> What is being asked: Retype the records that come next, word for word.

> Input rows:
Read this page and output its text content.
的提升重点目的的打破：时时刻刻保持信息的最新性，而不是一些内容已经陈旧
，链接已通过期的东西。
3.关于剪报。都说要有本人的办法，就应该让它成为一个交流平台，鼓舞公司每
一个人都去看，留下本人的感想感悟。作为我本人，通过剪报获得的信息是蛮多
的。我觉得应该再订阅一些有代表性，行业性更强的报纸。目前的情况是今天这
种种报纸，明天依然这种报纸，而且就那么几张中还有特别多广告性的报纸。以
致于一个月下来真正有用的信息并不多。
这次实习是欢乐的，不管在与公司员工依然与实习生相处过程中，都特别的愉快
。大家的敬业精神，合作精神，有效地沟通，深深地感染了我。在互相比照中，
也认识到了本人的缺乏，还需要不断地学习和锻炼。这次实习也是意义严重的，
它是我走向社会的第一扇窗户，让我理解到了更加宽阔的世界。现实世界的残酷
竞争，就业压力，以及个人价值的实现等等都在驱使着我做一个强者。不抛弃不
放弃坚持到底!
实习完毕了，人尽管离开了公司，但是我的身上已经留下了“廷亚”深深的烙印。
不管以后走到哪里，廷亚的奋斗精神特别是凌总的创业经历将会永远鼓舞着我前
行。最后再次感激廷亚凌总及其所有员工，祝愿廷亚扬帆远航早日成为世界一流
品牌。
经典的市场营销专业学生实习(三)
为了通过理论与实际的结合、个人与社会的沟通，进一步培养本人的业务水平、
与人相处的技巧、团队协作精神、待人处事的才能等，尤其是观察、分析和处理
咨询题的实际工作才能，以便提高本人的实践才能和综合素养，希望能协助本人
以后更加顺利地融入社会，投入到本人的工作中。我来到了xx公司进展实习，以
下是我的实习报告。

> Result:
Read this page and output its text content.
的提升重点目的的打破：时时刻刻保持信息的最新性，而不是一些内容已经陈旧
，链接已通过期的东西。
3.关于剪报。都说要有本人的办法，就应该让它成为一个交流平台，鼓舞公司每
一个人都去看，留下本人的感想感悟。作为我本人，通过剪报获得的信息是蛮多
的。我觉得应该再订阅一些有代表性，行业性更强的报纸。目前的情况是今天这
种种报纸，明天依然这种报纸，而且就那么几张中还有特别多广告性的报纸。以
致于一个月下来真正有用的信息并不多。
这次实习是欢乐的，不管在与公司员工依然与实习生相处过程中，都特别的愉快
。大家的敬业精神，合作精神，有效地沟通，深深地感染了我。在互相比照中，
也认识到了本人的缺乏，还需要不断地学习和锻炼。这次实习也是意义严重的，
它是我走向社会的第一扇窗户，让我理解到了更加宽阔的世界。现实世界的残酷
竞争，就业压力，以及个人价值的实现等等都在驱使着我做一个强者。不抛弃不
放弃坚持到底!
实习完毕了，人尽管离开了公司，但是我的身上已经留下了“廷亚”深深的烙印。
不管以后走到哪里，廷亚的奋斗精神特别是凌总的创业经历将会永远鼓舞着我前
行。最后再次感激廷亚凌总及其所有员工，祝愿廷亚扬帆远航早日成为世界一流
品牌。
经典的市场营销专业学生实习(三)
为了通过理论与实际的结合、个人与社会的沟通，进一步培养本人的业务水平、
与人相处的技巧、团队协作精神、待人处事的才能等，尤其是观察、分析和处理
咨询题的实际工作才能，以便提高本人的实践才能和综合素养，希望能协助本人
以后更加顺利地融入社会，投入到本人的工作中。我来到了xx公司进展实习，以
下是我的实习报告。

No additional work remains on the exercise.